[Task prompt] Copy all of the material exactly. Pictures are not to appear in the copy.

[Data for this task]
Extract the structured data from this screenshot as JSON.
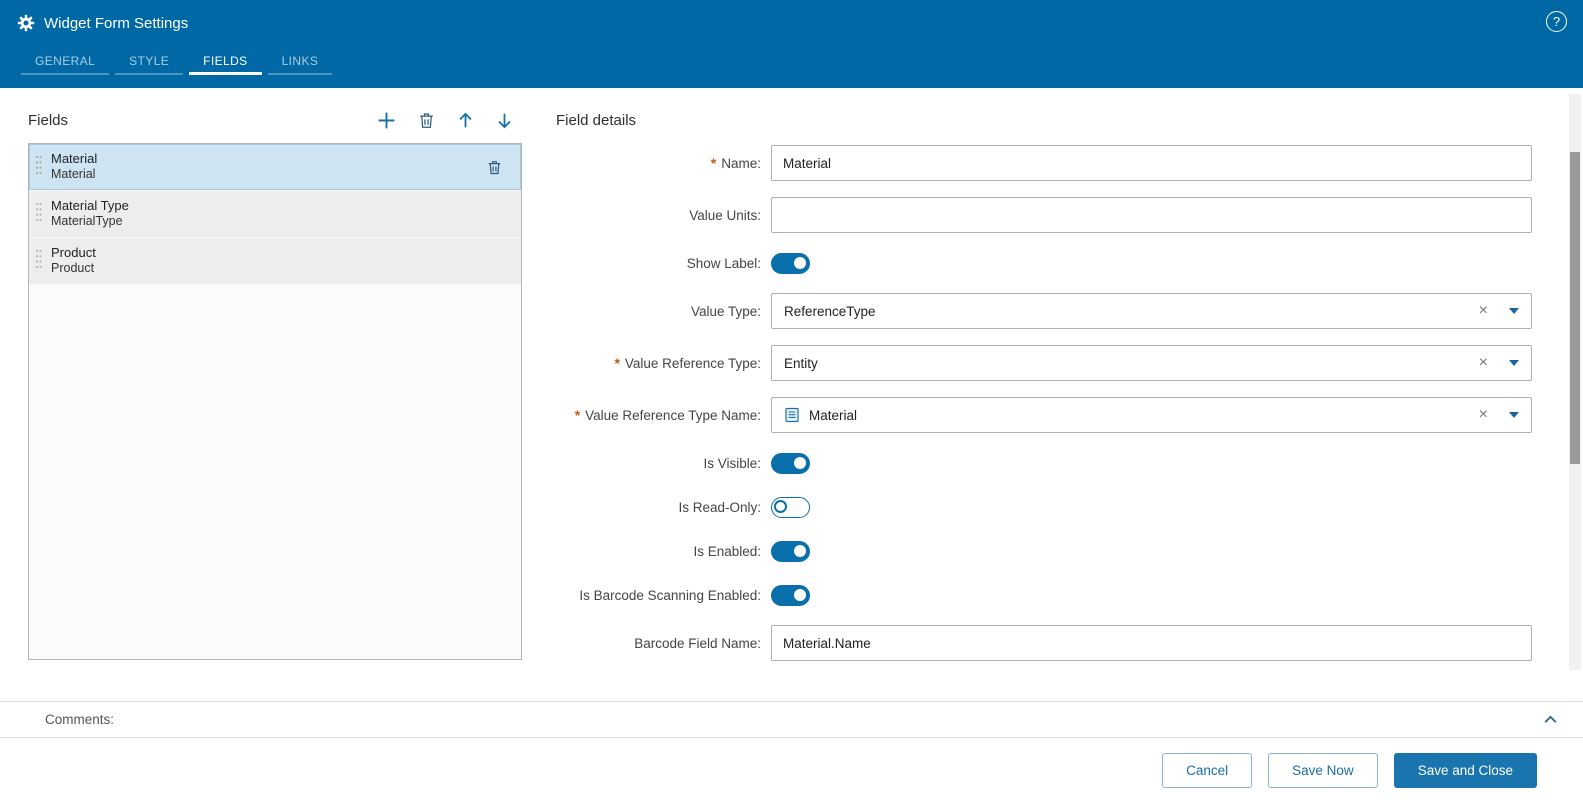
{
  "header": {
    "title": "Widget Form Settings",
    "tabs": [
      {
        "label": "GENERAL",
        "active": false
      },
      {
        "label": "STYLE",
        "active": false
      },
      {
        "label": "FIELDS",
        "active": true
      },
      {
        "label": "LINKS",
        "active": false
      }
    ]
  },
  "icons": {
    "help": "?",
    "clear": "×"
  },
  "fields_panel": {
    "title": "Fields",
    "items": [
      {
        "name": "Material",
        "binding": "Material",
        "selected": true
      },
      {
        "name": "Material Type",
        "binding": "MaterialType",
        "selected": false
      },
      {
        "name": "Product",
        "binding": "Product",
        "selected": false
      }
    ]
  },
  "details": {
    "title": "Field details",
    "name": {
      "label": "Name:",
      "required_mark": "*",
      "value": "Material"
    },
    "value_units": {
      "label": "Value Units:",
      "value": ""
    },
    "show_label": {
      "label": "Show Label:",
      "on": true
    },
    "value_type": {
      "label": "Value Type:",
      "value": "ReferenceType"
    },
    "value_reference_type": {
      "label": "Value Reference Type:",
      "required_mark": "*",
      "value": "Entity"
    },
    "value_reference_type_name": {
      "label": "Value Reference Type Name:",
      "required_mark": "*",
      "value": "Material"
    },
    "is_visible": {
      "label": "Is Visible:",
      "on": true
    },
    "is_read_only": {
      "label": "Is Read-Only:",
      "on": false
    },
    "is_enabled": {
      "label": "Is Enabled:",
      "on": true
    },
    "is_barcode": {
      "label": "Is Barcode Scanning Enabled:",
      "on": true
    },
    "barcode_field_name": {
      "label": "Barcode Field Name:",
      "value": "Material.Name"
    }
  },
  "comments": {
    "label": "Comments:"
  },
  "footer": {
    "cancel": "Cancel",
    "save_now": "Save Now",
    "save_and_close": "Save and Close"
  },
  "colors": {
    "header_blue": "#0068a5",
    "accent_blue": "#1a74ad",
    "toggle_on": "#0a70ab",
    "required": "#c45911",
    "selected_item": "#cfe4f3"
  }
}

[Right answer]
Extract the structured data from this screenshot as JSON.
{
  "header": {
    "title": "Widget Form Settings",
    "tabs": [
      {
        "label": "GENERAL",
        "active": false
      },
      {
        "label": "STYLE",
        "active": false
      },
      {
        "label": "FIELDS",
        "active": true
      },
      {
        "label": "LINKS",
        "active": false
      }
    ]
  },
  "icons": {
    "help": "?",
    "clear": "×"
  },
  "fields_panel": {
    "title": "Fields",
    "items": [
      {
        "name": "Material",
        "binding": "Material",
        "selected": true
      },
      {
        "name": "Material Type",
        "binding": "MaterialType",
        "selected": false
      },
      {
        "name": "Product",
        "binding": "Product",
        "selected": false
      }
    ]
  },
  "details": {
    "title": "Field details",
    "name": {
      "label": "Name:",
      "required_mark": "*",
      "value": "Material"
    },
    "value_units": {
      "label": "Value Units:",
      "value": ""
    },
    "show_label": {
      "label": "Show Label:",
      "on": true
    },
    "value_type": {
      "label": "Value Type:",
      "value": "ReferenceType"
    },
    "value_reference_type": {
      "label": "Value Reference Type:",
      "required_mark": "*",
      "value": "Entity"
    },
    "value_reference_type_name": {
      "label": "Value Reference Type Name:",
      "required_mark": "*",
      "value": "Material"
    },
    "is_visible": {
      "label": "Is Visible:",
      "on": true
    },
    "is_read_only": {
      "label": "Is Read-Only:",
      "on": false
    },
    "is_enabled": {
      "label": "Is Enabled:",
      "on": true
    },
    "is_barcode": {
      "label": "Is Barcode Scanning Enabled:",
      "on": true
    },
    "barcode_field_name": {
      "label": "Barcode Field Name:",
      "value": "Material.Name"
    }
  },
  "comments": {
    "label": "Comments:"
  },
  "footer": {
    "cancel": "Cancel",
    "save_now": "Save Now",
    "save_and_close": "Save and Close"
  },
  "colors": {
    "header_blue": "#0068a5",
    "accent_blue": "#1a74ad",
    "toggle_on": "#0a70ab",
    "required": "#c45911",
    "selected_item": "#cfe4f3"
  }
}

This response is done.